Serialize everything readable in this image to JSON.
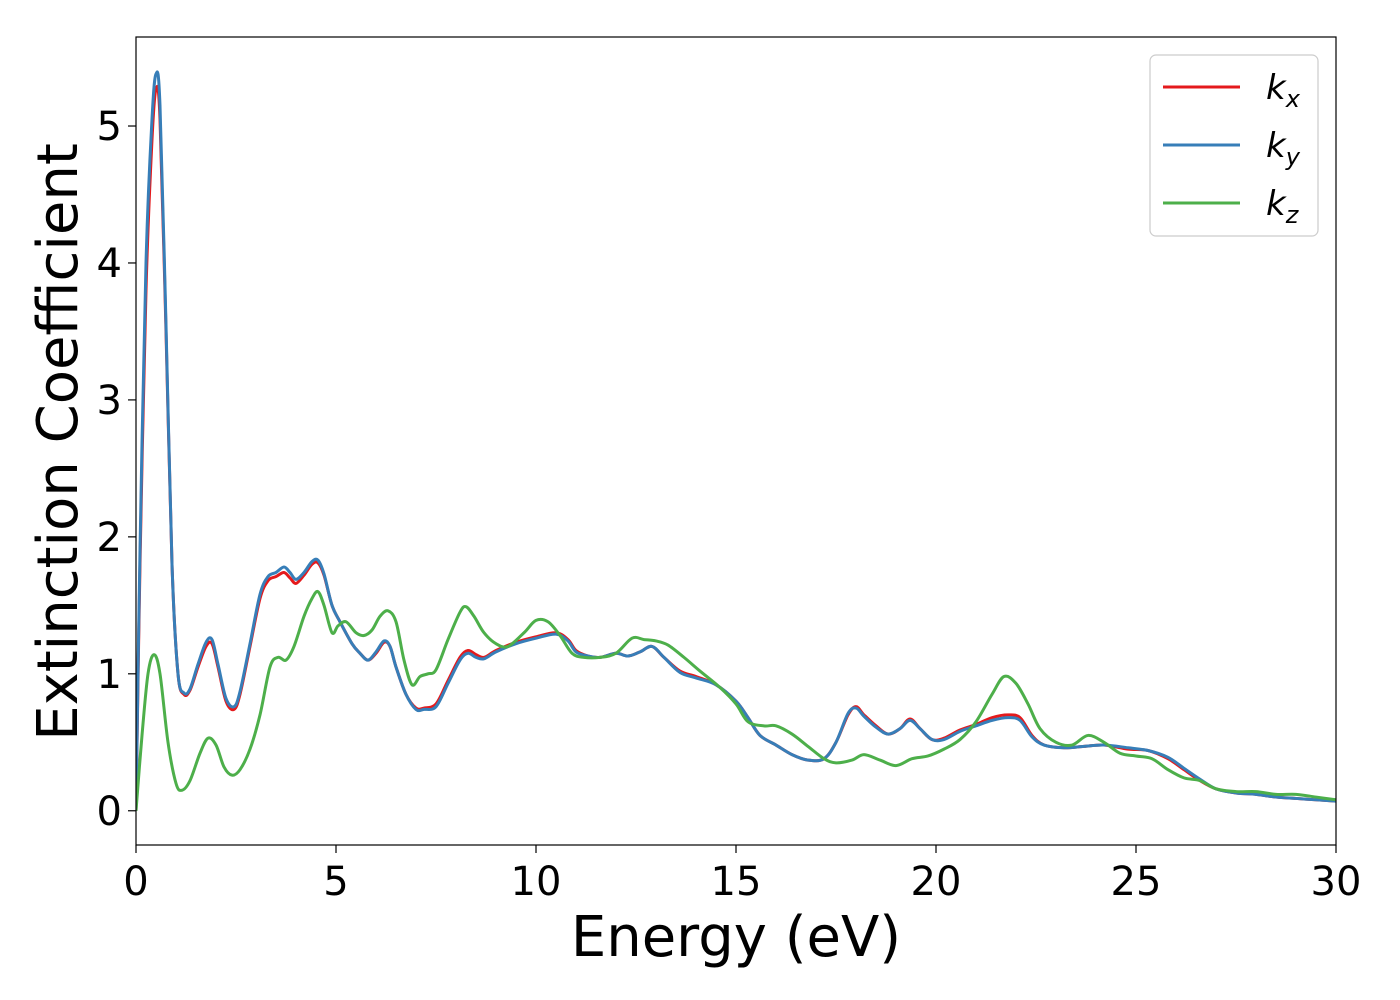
{
  "chart_data": {
    "type": "line",
    "title": "",
    "xlabel": "Energy (eV)",
    "ylabel": "Extinction Coefficient",
    "xlim": [
      0,
      30
    ],
    "ylim": [
      -0.25,
      5.65
    ],
    "xticks": [
      0,
      5,
      10,
      15,
      20,
      25,
      30
    ],
    "xtick_labels": [
      "0",
      "5",
      "10",
      "15",
      "20",
      "25",
      "30"
    ],
    "yticks": [
      0,
      1,
      2,
      3,
      4,
      5
    ],
    "ytick_labels": [
      "0",
      "1",
      "2",
      "3",
      "4",
      "5"
    ],
    "grid": false,
    "legend": {
      "placement": "top-right",
      "entries": [
        {
          "base": "k",
          "sub": "x"
        },
        {
          "base": "k",
          "sub": "y"
        },
        {
          "base": "k",
          "sub": "z"
        }
      ]
    },
    "series": [
      {
        "color": "#e41a1c",
        "points": [
          [
            0,
            0
          ],
          [
            0.1,
            1.8
          ],
          [
            0.25,
            3.8
          ],
          [
            0.4,
            4.9
          ],
          [
            0.5,
            5.27
          ],
          [
            0.6,
            5.05
          ],
          [
            0.75,
            3.5
          ],
          [
            0.9,
            1.8
          ],
          [
            1.05,
            1.0
          ],
          [
            1.2,
            0.85
          ],
          [
            1.35,
            0.88
          ],
          [
            1.55,
            1.05
          ],
          [
            1.75,
            1.2
          ],
          [
            1.9,
            1.22
          ],
          [
            2.05,
            1.05
          ],
          [
            2.25,
            0.8
          ],
          [
            2.45,
            0.74
          ],
          [
            2.6,
            0.85
          ],
          [
            2.85,
            1.2
          ],
          [
            3.1,
            1.55
          ],
          [
            3.3,
            1.68
          ],
          [
            3.5,
            1.71
          ],
          [
            3.7,
            1.74
          ],
          [
            3.85,
            1.7
          ],
          [
            4.0,
            1.66
          ],
          [
            4.2,
            1.72
          ],
          [
            4.4,
            1.8
          ],
          [
            4.55,
            1.81
          ],
          [
            4.7,
            1.72
          ],
          [
            4.9,
            1.5
          ],
          [
            5.1,
            1.38
          ],
          [
            5.4,
            1.22
          ],
          [
            5.6,
            1.15
          ],
          [
            5.8,
            1.1
          ],
          [
            6.0,
            1.15
          ],
          [
            6.2,
            1.23
          ],
          [
            6.35,
            1.2
          ],
          [
            6.5,
            1.05
          ],
          [
            6.75,
            0.85
          ],
          [
            7.0,
            0.75
          ],
          [
            7.2,
            0.75
          ],
          [
            7.5,
            0.78
          ],
          [
            7.8,
            0.95
          ],
          [
            8.1,
            1.12
          ],
          [
            8.3,
            1.17
          ],
          [
            8.5,
            1.14
          ],
          [
            8.7,
            1.12
          ],
          [
            9.0,
            1.17
          ],
          [
            9.5,
            1.23
          ],
          [
            10.0,
            1.27
          ],
          [
            10.5,
            1.3
          ],
          [
            10.8,
            1.25
          ],
          [
            11.0,
            1.17
          ],
          [
            11.3,
            1.13
          ],
          [
            11.6,
            1.12
          ],
          [
            12.0,
            1.15
          ],
          [
            12.3,
            1.13
          ],
          [
            12.6,
            1.16
          ],
          [
            12.9,
            1.2
          ],
          [
            13.2,
            1.12
          ],
          [
            13.6,
            1.02
          ],
          [
            14.0,
            0.98
          ],
          [
            14.5,
            0.92
          ],
          [
            15.0,
            0.8
          ],
          [
            15.3,
            0.68
          ],
          [
            15.6,
            0.55
          ],
          [
            16.0,
            0.48
          ],
          [
            16.4,
            0.41
          ],
          [
            16.8,
            0.37
          ],
          [
            17.2,
            0.38
          ],
          [
            17.5,
            0.5
          ],
          [
            17.8,
            0.7
          ],
          [
            18.0,
            0.76
          ],
          [
            18.2,
            0.7
          ],
          [
            18.5,
            0.62
          ],
          [
            18.8,
            0.56
          ],
          [
            19.1,
            0.6
          ],
          [
            19.35,
            0.67
          ],
          [
            19.6,
            0.6
          ],
          [
            19.9,
            0.52
          ],
          [
            20.2,
            0.53
          ],
          [
            20.6,
            0.59
          ],
          [
            21.0,
            0.63
          ],
          [
            21.4,
            0.68
          ],
          [
            21.8,
            0.7
          ],
          [
            22.1,
            0.68
          ],
          [
            22.4,
            0.55
          ],
          [
            22.7,
            0.48
          ],
          [
            23.2,
            0.46
          ],
          [
            23.7,
            0.47
          ],
          [
            24.2,
            0.48
          ],
          [
            24.8,
            0.45
          ],
          [
            25.3,
            0.44
          ],
          [
            25.8,
            0.38
          ],
          [
            26.2,
            0.3
          ],
          [
            26.6,
            0.22
          ],
          [
            27.0,
            0.16
          ],
          [
            27.5,
            0.13
          ],
          [
            28.0,
            0.12
          ],
          [
            28.5,
            0.1
          ],
          [
            29.0,
            0.09
          ],
          [
            29.5,
            0.08
          ],
          [
            30.0,
            0.07
          ]
        ]
      },
      {
        "color": "#377eb8",
        "points": [
          [
            0,
            0
          ],
          [
            0.1,
            1.9
          ],
          [
            0.25,
            4.0
          ],
          [
            0.4,
            5.05
          ],
          [
            0.5,
            5.38
          ],
          [
            0.6,
            5.15
          ],
          [
            0.75,
            3.55
          ],
          [
            0.9,
            1.8
          ],
          [
            1.05,
            1.0
          ],
          [
            1.2,
            0.86
          ],
          [
            1.35,
            0.89
          ],
          [
            1.55,
            1.07
          ],
          [
            1.75,
            1.23
          ],
          [
            1.9,
            1.25
          ],
          [
            2.05,
            1.07
          ],
          [
            2.25,
            0.82
          ],
          [
            2.45,
            0.76
          ],
          [
            2.6,
            0.87
          ],
          [
            2.85,
            1.22
          ],
          [
            3.1,
            1.58
          ],
          [
            3.3,
            1.71
          ],
          [
            3.5,
            1.74
          ],
          [
            3.7,
            1.78
          ],
          [
            3.85,
            1.74
          ],
          [
            4.0,
            1.69
          ],
          [
            4.2,
            1.74
          ],
          [
            4.4,
            1.82
          ],
          [
            4.55,
            1.83
          ],
          [
            4.7,
            1.73
          ],
          [
            4.9,
            1.5
          ],
          [
            5.1,
            1.38
          ],
          [
            5.4,
            1.22
          ],
          [
            5.6,
            1.15
          ],
          [
            5.8,
            1.1
          ],
          [
            6.0,
            1.16
          ],
          [
            6.2,
            1.24
          ],
          [
            6.35,
            1.2
          ],
          [
            6.5,
            1.05
          ],
          [
            6.75,
            0.85
          ],
          [
            7.0,
            0.74
          ],
          [
            7.2,
            0.74
          ],
          [
            7.5,
            0.76
          ],
          [
            7.8,
            0.93
          ],
          [
            8.1,
            1.1
          ],
          [
            8.3,
            1.15
          ],
          [
            8.5,
            1.12
          ],
          [
            8.7,
            1.11
          ],
          [
            9.0,
            1.16
          ],
          [
            9.5,
            1.22
          ],
          [
            10.0,
            1.26
          ],
          [
            10.5,
            1.29
          ],
          [
            10.8,
            1.24
          ],
          [
            11.0,
            1.16
          ],
          [
            11.3,
            1.13
          ],
          [
            11.6,
            1.12
          ],
          [
            12.0,
            1.15
          ],
          [
            12.3,
            1.13
          ],
          [
            12.6,
            1.16
          ],
          [
            12.9,
            1.2
          ],
          [
            13.2,
            1.12
          ],
          [
            13.6,
            1.01
          ],
          [
            14.0,
            0.97
          ],
          [
            14.5,
            0.92
          ],
          [
            15.0,
            0.8
          ],
          [
            15.3,
            0.68
          ],
          [
            15.6,
            0.55
          ],
          [
            16.0,
            0.48
          ],
          [
            16.4,
            0.41
          ],
          [
            16.8,
            0.37
          ],
          [
            17.2,
            0.38
          ],
          [
            17.5,
            0.5
          ],
          [
            17.8,
            0.71
          ],
          [
            18.0,
            0.75
          ],
          [
            18.2,
            0.69
          ],
          [
            18.5,
            0.61
          ],
          [
            18.8,
            0.56
          ],
          [
            19.1,
            0.6
          ],
          [
            19.35,
            0.66
          ],
          [
            19.6,
            0.6
          ],
          [
            19.9,
            0.52
          ],
          [
            20.2,
            0.52
          ],
          [
            20.6,
            0.58
          ],
          [
            21.0,
            0.62
          ],
          [
            21.4,
            0.66
          ],
          [
            21.8,
            0.68
          ],
          [
            22.1,
            0.66
          ],
          [
            22.4,
            0.54
          ],
          [
            22.7,
            0.48
          ],
          [
            23.2,
            0.46
          ],
          [
            23.7,
            0.47
          ],
          [
            24.2,
            0.48
          ],
          [
            24.8,
            0.46
          ],
          [
            25.3,
            0.44
          ],
          [
            25.8,
            0.39
          ],
          [
            26.2,
            0.31
          ],
          [
            26.6,
            0.23
          ],
          [
            27.0,
            0.16
          ],
          [
            27.5,
            0.13
          ],
          [
            28.0,
            0.12
          ],
          [
            28.5,
            0.1
          ],
          [
            29.0,
            0.09
          ],
          [
            29.5,
            0.08
          ],
          [
            30.0,
            0.07
          ]
        ]
      },
      {
        "color": "#4daf4a",
        "points": [
          [
            0,
            0
          ],
          [
            0.15,
            0.55
          ],
          [
            0.3,
            1.0
          ],
          [
            0.45,
            1.14
          ],
          [
            0.6,
            1.0
          ],
          [
            0.8,
            0.5
          ],
          [
            1.0,
            0.2
          ],
          [
            1.15,
            0.15
          ],
          [
            1.35,
            0.22
          ],
          [
            1.6,
            0.42
          ],
          [
            1.8,
            0.53
          ],
          [
            2.0,
            0.48
          ],
          [
            2.2,
            0.32
          ],
          [
            2.4,
            0.26
          ],
          [
            2.6,
            0.3
          ],
          [
            2.85,
            0.45
          ],
          [
            3.1,
            0.7
          ],
          [
            3.35,
            1.05
          ],
          [
            3.55,
            1.12
          ],
          [
            3.75,
            1.1
          ],
          [
            3.95,
            1.2
          ],
          [
            4.2,
            1.42
          ],
          [
            4.4,
            1.55
          ],
          [
            4.55,
            1.6
          ],
          [
            4.7,
            1.5
          ],
          [
            4.9,
            1.3
          ],
          [
            5.05,
            1.35
          ],
          [
            5.25,
            1.38
          ],
          [
            5.5,
            1.3
          ],
          [
            5.7,
            1.28
          ],
          [
            5.9,
            1.32
          ],
          [
            6.1,
            1.42
          ],
          [
            6.3,
            1.46
          ],
          [
            6.5,
            1.38
          ],
          [
            6.7,
            1.1
          ],
          [
            6.9,
            0.92
          ],
          [
            7.1,
            0.98
          ],
          [
            7.3,
            1.0
          ],
          [
            7.5,
            1.03
          ],
          [
            7.8,
            1.25
          ],
          [
            8.1,
            1.45
          ],
          [
            8.25,
            1.49
          ],
          [
            8.45,
            1.42
          ],
          [
            8.7,
            1.3
          ],
          [
            9.0,
            1.22
          ],
          [
            9.3,
            1.2
          ],
          [
            9.7,
            1.3
          ],
          [
            10.0,
            1.39
          ],
          [
            10.3,
            1.38
          ],
          [
            10.6,
            1.28
          ],
          [
            10.9,
            1.15
          ],
          [
            11.2,
            1.12
          ],
          [
            11.6,
            1.12
          ],
          [
            12.0,
            1.15
          ],
          [
            12.4,
            1.26
          ],
          [
            12.7,
            1.25
          ],
          [
            13.0,
            1.24
          ],
          [
            13.3,
            1.21
          ],
          [
            13.7,
            1.12
          ],
          [
            14.1,
            1.02
          ],
          [
            14.6,
            0.9
          ],
          [
            15.0,
            0.78
          ],
          [
            15.3,
            0.65
          ],
          [
            15.7,
            0.62
          ],
          [
            16.0,
            0.62
          ],
          [
            16.4,
            0.56
          ],
          [
            16.8,
            0.47
          ],
          [
            17.2,
            0.38
          ],
          [
            17.5,
            0.35
          ],
          [
            17.9,
            0.37
          ],
          [
            18.2,
            0.41
          ],
          [
            18.6,
            0.37
          ],
          [
            19.0,
            0.33
          ],
          [
            19.4,
            0.38
          ],
          [
            19.8,
            0.4
          ],
          [
            20.2,
            0.45
          ],
          [
            20.6,
            0.52
          ],
          [
            21.0,
            0.65
          ],
          [
            21.4,
            0.85
          ],
          [
            21.7,
            0.98
          ],
          [
            22.0,
            0.93
          ],
          [
            22.3,
            0.78
          ],
          [
            22.6,
            0.6
          ],
          [
            23.0,
            0.5
          ],
          [
            23.4,
            0.48
          ],
          [
            23.8,
            0.55
          ],
          [
            24.2,
            0.5
          ],
          [
            24.6,
            0.42
          ],
          [
            25.0,
            0.4
          ],
          [
            25.4,
            0.38
          ],
          [
            25.8,
            0.3
          ],
          [
            26.2,
            0.24
          ],
          [
            26.6,
            0.22
          ],
          [
            27.0,
            0.16
          ],
          [
            27.5,
            0.14
          ],
          [
            28.0,
            0.14
          ],
          [
            28.5,
            0.12
          ],
          [
            29.0,
            0.12
          ],
          [
            29.5,
            0.1
          ],
          [
            30.0,
            0.08
          ]
        ]
      }
    ]
  }
}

————————

### [What you will do]
Return only the number of lines in the preceding records that contain the string "color".

### [Result for this exercise]
3